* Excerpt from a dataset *
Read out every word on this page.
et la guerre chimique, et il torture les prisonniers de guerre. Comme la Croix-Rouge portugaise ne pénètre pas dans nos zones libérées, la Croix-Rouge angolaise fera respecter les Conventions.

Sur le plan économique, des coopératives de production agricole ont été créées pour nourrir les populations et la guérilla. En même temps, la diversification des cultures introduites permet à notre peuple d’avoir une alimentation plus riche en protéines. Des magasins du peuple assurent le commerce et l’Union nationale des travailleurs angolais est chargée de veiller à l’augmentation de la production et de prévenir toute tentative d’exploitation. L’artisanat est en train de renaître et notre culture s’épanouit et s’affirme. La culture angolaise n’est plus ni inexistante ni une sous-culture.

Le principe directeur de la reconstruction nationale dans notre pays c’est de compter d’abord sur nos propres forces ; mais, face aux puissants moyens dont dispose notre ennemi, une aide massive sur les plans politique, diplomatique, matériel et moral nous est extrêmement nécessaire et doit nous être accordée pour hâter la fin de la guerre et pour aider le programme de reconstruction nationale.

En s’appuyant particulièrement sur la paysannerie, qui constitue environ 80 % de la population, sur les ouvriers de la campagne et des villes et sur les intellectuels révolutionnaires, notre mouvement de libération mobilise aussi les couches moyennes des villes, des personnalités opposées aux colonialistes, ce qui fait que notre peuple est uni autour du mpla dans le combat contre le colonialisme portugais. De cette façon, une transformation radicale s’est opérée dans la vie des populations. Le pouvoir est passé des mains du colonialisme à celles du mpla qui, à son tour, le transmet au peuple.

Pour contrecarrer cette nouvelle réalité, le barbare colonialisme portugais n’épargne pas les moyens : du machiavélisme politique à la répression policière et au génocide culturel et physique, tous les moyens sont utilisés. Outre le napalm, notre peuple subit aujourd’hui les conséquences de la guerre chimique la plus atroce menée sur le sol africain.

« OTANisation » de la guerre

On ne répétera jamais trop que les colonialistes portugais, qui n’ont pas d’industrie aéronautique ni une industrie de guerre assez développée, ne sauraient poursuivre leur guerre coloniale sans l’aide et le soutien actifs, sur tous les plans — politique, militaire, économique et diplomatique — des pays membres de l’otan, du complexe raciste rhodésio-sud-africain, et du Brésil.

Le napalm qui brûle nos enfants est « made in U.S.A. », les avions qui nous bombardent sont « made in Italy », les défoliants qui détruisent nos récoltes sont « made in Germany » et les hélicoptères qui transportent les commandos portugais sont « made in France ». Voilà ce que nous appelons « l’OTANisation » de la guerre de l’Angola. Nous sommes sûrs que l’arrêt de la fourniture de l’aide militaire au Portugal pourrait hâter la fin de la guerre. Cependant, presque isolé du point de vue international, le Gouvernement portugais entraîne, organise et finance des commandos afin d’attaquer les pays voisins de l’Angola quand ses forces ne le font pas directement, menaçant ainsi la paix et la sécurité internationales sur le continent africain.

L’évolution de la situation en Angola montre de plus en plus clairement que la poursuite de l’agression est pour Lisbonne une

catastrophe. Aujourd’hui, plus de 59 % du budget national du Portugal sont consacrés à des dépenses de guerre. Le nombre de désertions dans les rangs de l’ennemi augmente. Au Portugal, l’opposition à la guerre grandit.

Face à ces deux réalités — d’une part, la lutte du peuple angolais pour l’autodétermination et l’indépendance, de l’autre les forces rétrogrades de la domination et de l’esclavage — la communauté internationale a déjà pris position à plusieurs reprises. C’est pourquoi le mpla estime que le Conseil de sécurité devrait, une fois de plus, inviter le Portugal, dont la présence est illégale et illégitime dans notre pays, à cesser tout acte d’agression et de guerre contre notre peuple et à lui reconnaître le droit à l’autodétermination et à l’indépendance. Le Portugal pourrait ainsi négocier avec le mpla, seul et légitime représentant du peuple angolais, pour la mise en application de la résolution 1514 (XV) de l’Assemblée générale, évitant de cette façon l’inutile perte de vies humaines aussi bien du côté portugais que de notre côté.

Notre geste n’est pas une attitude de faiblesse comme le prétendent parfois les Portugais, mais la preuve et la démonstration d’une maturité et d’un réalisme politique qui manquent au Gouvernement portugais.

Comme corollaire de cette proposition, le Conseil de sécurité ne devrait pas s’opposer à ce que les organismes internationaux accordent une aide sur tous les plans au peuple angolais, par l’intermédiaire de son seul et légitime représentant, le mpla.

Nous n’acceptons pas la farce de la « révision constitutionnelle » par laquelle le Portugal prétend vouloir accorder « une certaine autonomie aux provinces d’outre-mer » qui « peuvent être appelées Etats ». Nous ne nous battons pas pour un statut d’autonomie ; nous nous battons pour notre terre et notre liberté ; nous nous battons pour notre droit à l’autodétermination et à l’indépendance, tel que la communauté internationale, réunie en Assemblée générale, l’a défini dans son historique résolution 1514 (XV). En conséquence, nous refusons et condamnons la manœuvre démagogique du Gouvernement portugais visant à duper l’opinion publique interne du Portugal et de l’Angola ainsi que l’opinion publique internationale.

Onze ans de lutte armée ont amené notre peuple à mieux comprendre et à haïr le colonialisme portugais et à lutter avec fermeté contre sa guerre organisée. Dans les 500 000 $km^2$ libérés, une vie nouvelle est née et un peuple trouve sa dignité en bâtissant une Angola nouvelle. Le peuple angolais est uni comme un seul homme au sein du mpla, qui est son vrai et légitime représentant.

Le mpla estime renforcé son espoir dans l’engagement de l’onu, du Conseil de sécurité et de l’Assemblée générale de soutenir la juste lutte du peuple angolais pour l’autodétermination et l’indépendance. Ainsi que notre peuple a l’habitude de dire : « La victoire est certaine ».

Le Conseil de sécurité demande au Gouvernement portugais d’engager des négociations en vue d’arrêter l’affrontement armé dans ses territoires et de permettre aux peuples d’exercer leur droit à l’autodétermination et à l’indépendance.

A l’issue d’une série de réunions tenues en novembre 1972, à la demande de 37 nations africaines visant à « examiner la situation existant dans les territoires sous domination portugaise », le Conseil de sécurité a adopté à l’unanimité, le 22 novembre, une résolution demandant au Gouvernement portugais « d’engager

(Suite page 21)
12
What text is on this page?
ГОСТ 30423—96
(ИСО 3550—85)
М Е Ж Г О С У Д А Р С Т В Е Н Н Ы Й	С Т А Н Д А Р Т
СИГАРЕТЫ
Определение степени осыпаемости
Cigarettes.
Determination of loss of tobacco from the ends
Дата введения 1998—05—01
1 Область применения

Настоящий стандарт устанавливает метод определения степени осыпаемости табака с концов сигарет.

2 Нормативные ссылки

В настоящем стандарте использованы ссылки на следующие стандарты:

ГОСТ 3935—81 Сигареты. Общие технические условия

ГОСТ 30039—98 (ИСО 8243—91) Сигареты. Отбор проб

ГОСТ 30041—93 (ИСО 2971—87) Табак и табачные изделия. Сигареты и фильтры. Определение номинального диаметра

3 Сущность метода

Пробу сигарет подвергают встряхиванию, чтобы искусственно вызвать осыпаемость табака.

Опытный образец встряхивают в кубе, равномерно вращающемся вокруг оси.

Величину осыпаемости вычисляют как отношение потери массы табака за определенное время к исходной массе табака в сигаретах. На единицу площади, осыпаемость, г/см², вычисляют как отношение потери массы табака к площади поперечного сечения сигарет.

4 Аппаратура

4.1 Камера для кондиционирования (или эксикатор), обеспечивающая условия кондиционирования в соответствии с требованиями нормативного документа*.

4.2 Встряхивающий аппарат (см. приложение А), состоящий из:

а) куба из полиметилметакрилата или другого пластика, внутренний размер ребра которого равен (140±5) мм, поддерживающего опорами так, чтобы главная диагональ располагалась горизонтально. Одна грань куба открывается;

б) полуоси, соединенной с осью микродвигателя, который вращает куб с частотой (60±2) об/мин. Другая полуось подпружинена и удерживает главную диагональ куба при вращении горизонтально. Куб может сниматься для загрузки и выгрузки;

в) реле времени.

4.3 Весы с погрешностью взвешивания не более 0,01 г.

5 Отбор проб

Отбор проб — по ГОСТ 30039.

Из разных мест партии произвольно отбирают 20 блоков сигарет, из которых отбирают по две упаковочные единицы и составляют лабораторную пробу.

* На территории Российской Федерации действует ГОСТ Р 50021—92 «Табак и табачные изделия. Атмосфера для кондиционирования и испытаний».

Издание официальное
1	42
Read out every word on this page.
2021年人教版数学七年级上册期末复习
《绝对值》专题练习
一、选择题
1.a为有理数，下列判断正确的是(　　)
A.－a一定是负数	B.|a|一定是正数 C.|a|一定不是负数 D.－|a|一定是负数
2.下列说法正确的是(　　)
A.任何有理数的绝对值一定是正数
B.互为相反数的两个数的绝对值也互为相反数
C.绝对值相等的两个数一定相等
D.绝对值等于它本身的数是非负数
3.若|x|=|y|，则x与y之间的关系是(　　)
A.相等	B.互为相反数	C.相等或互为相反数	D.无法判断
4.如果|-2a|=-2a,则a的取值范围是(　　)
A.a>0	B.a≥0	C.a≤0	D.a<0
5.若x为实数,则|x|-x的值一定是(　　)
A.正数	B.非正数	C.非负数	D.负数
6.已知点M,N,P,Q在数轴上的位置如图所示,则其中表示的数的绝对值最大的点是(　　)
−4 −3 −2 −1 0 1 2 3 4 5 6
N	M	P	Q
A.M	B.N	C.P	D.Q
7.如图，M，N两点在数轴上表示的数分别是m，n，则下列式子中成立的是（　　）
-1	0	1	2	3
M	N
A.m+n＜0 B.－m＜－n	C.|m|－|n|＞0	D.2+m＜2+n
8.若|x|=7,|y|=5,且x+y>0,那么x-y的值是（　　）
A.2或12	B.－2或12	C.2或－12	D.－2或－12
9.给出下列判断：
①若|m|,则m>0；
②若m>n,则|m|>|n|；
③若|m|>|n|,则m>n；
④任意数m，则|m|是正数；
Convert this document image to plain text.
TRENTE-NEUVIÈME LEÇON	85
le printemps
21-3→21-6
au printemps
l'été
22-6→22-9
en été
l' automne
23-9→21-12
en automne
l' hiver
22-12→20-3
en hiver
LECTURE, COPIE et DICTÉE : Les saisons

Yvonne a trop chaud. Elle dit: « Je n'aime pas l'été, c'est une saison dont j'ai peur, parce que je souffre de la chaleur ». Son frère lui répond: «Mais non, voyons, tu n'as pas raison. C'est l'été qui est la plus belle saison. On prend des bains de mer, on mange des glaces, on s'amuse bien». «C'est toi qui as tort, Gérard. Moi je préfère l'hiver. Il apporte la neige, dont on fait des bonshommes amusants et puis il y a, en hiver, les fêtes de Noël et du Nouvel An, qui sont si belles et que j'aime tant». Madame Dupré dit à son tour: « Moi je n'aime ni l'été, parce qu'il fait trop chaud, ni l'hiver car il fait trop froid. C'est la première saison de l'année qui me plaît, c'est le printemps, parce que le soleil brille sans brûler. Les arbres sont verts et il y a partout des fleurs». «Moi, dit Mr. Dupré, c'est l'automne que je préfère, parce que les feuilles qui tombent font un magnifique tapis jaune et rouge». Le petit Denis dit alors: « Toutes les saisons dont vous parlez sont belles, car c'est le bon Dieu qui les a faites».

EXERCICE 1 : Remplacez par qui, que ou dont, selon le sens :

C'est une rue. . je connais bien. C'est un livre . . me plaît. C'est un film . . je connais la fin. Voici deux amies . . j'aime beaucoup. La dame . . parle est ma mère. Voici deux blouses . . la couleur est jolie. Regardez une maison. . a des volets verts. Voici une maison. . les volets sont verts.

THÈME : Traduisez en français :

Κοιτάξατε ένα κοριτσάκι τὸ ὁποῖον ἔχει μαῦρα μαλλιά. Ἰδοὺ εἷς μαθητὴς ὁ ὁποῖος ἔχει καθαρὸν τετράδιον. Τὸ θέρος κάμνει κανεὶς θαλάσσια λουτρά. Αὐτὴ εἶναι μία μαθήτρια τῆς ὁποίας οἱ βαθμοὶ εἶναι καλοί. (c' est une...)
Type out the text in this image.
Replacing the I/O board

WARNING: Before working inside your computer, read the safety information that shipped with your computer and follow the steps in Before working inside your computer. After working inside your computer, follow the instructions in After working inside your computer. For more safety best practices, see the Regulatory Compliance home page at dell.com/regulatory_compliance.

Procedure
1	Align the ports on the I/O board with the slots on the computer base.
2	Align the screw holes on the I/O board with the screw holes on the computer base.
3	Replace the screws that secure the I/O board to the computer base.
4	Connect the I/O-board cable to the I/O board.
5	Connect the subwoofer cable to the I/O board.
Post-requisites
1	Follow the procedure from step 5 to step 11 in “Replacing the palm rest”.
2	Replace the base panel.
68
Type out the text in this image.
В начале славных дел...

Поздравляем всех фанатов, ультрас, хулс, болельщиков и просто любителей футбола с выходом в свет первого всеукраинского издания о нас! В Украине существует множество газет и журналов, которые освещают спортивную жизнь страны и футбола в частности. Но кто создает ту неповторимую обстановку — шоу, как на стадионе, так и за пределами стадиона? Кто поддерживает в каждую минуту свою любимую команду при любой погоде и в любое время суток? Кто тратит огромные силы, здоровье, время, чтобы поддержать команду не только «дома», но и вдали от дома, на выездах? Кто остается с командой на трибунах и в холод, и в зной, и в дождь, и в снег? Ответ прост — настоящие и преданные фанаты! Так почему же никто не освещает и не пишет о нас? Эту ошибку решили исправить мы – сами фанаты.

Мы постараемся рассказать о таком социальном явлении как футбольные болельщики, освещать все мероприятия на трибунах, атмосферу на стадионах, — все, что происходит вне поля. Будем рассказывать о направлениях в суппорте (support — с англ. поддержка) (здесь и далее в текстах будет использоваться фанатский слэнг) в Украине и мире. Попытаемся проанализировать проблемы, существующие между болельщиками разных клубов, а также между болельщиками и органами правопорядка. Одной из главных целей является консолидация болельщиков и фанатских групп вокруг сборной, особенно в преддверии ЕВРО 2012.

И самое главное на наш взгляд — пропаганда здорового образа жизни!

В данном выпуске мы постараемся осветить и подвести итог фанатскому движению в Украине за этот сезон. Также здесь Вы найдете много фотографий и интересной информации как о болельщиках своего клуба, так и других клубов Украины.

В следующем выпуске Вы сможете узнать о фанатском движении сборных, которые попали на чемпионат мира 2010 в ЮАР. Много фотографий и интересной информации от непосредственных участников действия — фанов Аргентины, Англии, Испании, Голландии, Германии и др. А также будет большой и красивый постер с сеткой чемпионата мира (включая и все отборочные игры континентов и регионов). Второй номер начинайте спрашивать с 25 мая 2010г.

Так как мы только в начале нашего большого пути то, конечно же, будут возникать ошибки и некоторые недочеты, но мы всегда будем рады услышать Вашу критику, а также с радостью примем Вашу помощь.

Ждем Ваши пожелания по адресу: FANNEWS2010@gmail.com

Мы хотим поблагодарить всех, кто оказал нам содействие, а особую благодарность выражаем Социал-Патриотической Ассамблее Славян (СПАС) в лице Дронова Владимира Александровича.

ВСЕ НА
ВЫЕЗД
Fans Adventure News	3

* Stated goal *
Pull out all lines in the data above that include "page".

* The completed task *
Read out every word on this page.
(Suite page 21)
What text is on this page?
Read out every word on this page.
WARNING: Before working inside your computer, read the safety information that shipped with your computer and follow the steps in Before working inside your computer. After working inside your computer, follow the instructions in After working inside your computer. For more safety best practices, see the Regulatory Compliance home page at dell.com/regulatory_compliance.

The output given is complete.